Extracts from a graphics dataset:
++++

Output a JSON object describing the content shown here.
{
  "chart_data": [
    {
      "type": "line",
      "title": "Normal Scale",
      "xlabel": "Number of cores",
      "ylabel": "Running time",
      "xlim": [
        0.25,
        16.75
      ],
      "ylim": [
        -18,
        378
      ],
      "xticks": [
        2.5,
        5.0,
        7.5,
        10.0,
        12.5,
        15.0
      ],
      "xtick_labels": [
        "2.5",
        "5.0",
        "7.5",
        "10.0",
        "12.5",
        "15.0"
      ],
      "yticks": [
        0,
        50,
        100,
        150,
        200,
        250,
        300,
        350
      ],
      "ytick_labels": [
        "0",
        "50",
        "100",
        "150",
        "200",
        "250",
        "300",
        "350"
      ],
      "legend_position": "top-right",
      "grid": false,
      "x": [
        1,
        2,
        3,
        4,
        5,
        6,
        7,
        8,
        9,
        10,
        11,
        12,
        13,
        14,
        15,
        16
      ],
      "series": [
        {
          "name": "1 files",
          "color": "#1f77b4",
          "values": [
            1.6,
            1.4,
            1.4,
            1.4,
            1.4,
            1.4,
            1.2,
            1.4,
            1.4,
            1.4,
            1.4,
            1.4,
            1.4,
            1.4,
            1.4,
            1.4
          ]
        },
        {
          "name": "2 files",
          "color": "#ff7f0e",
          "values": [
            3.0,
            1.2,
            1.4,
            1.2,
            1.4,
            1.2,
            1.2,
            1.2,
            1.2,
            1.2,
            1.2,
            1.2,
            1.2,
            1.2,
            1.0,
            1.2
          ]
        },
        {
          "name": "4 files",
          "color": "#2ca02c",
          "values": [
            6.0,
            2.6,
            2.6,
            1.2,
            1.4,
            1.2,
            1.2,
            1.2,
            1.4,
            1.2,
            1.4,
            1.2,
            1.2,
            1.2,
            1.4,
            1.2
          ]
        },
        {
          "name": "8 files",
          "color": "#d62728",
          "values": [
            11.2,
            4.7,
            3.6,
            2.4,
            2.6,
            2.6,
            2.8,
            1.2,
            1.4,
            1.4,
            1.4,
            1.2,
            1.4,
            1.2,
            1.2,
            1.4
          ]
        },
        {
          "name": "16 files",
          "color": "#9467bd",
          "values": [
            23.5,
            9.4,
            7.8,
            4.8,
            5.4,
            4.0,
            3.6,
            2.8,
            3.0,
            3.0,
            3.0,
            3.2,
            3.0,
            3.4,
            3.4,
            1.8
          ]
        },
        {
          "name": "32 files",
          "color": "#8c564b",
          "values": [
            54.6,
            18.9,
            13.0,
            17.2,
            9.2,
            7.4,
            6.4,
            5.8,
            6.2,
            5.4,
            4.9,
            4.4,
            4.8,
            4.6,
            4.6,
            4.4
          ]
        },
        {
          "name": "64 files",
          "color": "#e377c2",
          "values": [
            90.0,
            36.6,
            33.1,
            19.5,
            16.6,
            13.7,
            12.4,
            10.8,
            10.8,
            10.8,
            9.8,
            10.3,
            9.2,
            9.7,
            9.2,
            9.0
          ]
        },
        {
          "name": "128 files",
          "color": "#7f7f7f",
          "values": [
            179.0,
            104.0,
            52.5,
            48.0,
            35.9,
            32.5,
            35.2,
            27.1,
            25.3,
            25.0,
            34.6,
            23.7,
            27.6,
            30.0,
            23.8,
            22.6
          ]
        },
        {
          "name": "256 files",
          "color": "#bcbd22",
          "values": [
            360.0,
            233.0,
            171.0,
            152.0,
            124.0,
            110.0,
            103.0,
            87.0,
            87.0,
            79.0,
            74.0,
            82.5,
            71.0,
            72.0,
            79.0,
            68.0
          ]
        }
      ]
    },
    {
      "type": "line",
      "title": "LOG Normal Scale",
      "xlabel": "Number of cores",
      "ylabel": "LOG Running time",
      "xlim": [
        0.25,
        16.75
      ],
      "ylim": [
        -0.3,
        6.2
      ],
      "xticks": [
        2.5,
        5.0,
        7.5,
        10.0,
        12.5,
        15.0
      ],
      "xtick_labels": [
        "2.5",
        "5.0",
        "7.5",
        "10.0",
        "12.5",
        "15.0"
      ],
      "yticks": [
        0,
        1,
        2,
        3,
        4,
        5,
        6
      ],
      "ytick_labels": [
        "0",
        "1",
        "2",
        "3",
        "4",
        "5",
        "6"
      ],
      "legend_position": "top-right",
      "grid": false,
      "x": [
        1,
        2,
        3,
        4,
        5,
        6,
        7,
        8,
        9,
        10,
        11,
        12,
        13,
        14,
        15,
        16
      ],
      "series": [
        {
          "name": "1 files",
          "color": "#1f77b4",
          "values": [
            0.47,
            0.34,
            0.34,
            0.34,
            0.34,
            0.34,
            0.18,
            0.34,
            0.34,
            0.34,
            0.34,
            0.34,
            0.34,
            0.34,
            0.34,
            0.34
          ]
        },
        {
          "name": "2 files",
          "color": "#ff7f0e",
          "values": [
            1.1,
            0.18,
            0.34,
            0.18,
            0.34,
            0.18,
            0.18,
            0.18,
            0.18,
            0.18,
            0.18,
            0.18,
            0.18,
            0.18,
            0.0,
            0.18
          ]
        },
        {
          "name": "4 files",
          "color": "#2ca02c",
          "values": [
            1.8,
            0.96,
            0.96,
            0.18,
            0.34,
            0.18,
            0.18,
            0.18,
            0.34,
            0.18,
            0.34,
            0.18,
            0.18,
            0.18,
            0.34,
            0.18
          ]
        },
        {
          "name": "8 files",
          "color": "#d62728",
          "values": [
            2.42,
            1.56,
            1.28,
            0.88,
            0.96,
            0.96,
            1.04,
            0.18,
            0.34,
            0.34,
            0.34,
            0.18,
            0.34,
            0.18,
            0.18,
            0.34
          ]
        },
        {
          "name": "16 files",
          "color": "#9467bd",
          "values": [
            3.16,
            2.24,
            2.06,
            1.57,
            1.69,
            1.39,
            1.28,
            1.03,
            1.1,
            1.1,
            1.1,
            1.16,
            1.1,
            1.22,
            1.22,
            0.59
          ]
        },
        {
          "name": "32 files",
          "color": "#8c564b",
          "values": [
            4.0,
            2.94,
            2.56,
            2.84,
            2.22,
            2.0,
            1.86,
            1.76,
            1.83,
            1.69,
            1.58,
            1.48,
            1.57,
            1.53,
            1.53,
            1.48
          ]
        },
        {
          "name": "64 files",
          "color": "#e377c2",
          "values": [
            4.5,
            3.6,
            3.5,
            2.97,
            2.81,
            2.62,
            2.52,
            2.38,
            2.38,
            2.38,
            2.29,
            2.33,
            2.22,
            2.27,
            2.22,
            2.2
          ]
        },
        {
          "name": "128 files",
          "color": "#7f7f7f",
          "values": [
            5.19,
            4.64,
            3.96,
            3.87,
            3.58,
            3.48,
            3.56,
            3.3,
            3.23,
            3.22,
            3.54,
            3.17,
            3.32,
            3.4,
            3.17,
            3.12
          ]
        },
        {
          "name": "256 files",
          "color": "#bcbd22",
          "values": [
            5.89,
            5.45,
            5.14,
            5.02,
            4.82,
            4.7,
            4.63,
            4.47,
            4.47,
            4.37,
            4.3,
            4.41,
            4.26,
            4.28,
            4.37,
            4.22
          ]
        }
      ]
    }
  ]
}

++++

- [WRITTEN INSTRUCTION]
Gather from the records above every line containing the string "title".

- [RESPONSE FOR THIS EXERCISE]
      "title": "Normal Scale",
      "title": "LOG Normal Scale",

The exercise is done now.